DATA LISTING:
_ _ _
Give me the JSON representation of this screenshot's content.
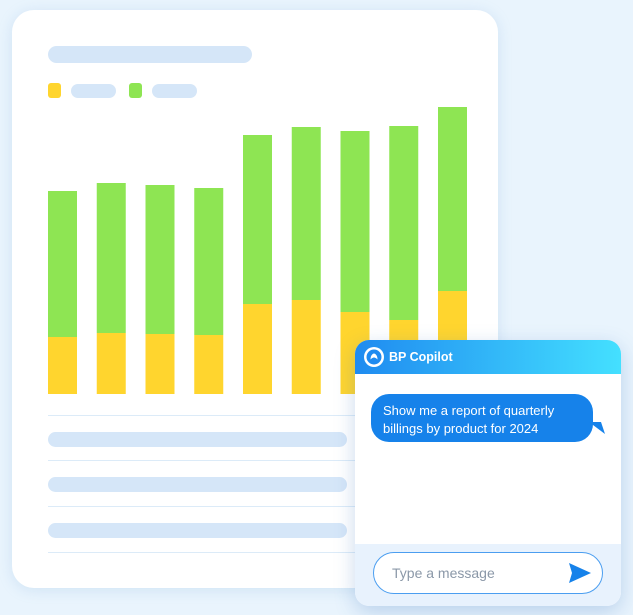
{
  "chart_data": {
    "type": "bar",
    "stacked": true,
    "categories": [
      "",
      "",
      "",
      "",
      "",
      "",
      "",
      "",
      ""
    ],
    "series": [
      {
        "color": "#ffd52e",
        "values": [
          57,
          61,
          60,
          59,
          90,
          94,
          82,
          74,
          103
        ]
      },
      {
        "color": "#8ee553",
        "values": [
          146,
          150,
          149,
          147,
          169,
          173,
          181,
          194,
          184
        ]
      }
    ],
    "ylim": [
      0,
      290
    ],
    "grid": false,
    "legend": "top-left"
  },
  "colors": {
    "placeholder": "#d5e6f8",
    "accent": "#1682ea",
    "background": "#e9f4fd"
  },
  "chat": {
    "title": "BP Copilot",
    "logo_icon": "bp-copilot-logo-icon",
    "message": "Show me a report of quarterly billings by product for 2024",
    "input_placeholder": "Type a message",
    "send_icon": "send-icon"
  }
}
_ _ _
EXERCISE DETAILS: Go back to the records above and write them out exactly, without the pictures.

FULL SOLUTION:
Give me the JSON representation of this screenshot's content.
{
  "chart_data": {
    "type": "bar",
    "stacked": true,
    "categories": [
      "",
      "",
      "",
      "",
      "",
      "",
      "",
      "",
      ""
    ],
    "series": [
      {
        "color": "#ffd52e",
        "values": [
          57,
          61,
          60,
          59,
          90,
          94,
          82,
          74,
          103
        ]
      },
      {
        "color": "#8ee553",
        "values": [
          146,
          150,
          149,
          147,
          169,
          173,
          181,
          194,
          184
        ]
      }
    ],
    "ylim": [
      0,
      290
    ],
    "grid": false,
    "legend": "top-left"
  },
  "colors": {
    "placeholder": "#d5e6f8",
    "accent": "#1682ea",
    "background": "#e9f4fd"
  },
  "chat": {
    "title": "BP Copilot",
    "logo_icon": "bp-copilot-logo-icon",
    "message": "Show me a report of quarterly billings by product for 2024",
    "input_placeholder": "Type a message",
    "send_icon": "send-icon"
  }
}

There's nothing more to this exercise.